### Written task
Copy every line from the material below that holds "Demo".

### Data to process
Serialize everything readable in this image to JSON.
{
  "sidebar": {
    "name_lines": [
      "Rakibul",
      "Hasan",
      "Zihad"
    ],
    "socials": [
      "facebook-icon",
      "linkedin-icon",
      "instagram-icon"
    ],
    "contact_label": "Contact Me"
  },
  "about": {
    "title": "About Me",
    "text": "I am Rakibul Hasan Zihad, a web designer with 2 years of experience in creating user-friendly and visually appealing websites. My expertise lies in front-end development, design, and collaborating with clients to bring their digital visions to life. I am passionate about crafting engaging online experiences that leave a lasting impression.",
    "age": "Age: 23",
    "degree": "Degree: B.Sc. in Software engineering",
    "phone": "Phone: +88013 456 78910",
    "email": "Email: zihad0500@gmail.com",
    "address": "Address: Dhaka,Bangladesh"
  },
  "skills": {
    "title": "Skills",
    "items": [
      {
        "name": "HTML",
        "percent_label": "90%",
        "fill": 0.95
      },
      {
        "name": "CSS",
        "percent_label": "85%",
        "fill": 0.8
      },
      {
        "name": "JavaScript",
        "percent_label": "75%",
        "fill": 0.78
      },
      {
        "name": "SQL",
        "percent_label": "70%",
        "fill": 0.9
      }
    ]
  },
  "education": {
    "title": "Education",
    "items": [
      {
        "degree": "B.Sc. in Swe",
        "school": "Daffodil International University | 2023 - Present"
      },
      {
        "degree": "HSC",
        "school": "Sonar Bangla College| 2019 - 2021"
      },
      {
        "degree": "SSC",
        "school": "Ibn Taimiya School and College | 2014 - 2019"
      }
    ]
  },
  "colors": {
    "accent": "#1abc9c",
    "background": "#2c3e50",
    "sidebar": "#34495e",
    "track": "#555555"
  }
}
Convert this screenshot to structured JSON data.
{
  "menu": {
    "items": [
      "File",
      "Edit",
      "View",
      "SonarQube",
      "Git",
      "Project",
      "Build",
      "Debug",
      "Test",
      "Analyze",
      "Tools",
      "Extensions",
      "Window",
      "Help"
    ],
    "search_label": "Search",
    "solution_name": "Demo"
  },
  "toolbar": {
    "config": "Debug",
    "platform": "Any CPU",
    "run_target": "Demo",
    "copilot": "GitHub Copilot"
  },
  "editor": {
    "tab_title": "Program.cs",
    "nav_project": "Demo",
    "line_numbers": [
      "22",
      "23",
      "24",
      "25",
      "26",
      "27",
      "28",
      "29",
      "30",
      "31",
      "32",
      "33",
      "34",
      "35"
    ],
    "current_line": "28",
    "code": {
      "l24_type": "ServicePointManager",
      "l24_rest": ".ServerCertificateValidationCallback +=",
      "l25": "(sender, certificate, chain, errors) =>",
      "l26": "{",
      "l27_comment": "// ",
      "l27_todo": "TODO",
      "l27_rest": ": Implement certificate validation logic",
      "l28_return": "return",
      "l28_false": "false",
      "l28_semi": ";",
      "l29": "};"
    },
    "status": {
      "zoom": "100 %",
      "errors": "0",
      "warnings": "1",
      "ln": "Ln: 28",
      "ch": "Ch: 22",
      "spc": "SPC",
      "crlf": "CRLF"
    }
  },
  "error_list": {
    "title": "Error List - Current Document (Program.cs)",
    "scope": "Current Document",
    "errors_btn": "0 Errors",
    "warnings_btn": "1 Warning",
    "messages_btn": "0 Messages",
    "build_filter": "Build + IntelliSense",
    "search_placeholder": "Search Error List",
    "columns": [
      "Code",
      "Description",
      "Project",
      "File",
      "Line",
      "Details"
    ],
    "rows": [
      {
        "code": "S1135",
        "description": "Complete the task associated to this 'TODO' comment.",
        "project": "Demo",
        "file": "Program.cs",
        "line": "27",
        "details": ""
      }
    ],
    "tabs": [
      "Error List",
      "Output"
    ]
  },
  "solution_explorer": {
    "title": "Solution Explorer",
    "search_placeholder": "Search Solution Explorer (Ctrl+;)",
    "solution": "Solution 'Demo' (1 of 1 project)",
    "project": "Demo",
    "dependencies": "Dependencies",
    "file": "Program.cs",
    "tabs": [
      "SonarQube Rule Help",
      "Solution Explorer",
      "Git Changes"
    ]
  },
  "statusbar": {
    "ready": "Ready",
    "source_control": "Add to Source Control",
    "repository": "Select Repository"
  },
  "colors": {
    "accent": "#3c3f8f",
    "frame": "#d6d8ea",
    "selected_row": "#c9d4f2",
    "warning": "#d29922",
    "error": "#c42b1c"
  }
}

### Answer
    "solution_name": "Demo"
    "run_target": "Demo",
    "nav_project": "Demo",
        "project": "Demo",
    "solution": "Solution 'Demo' (1 of 1 project)",
    "project": "Demo",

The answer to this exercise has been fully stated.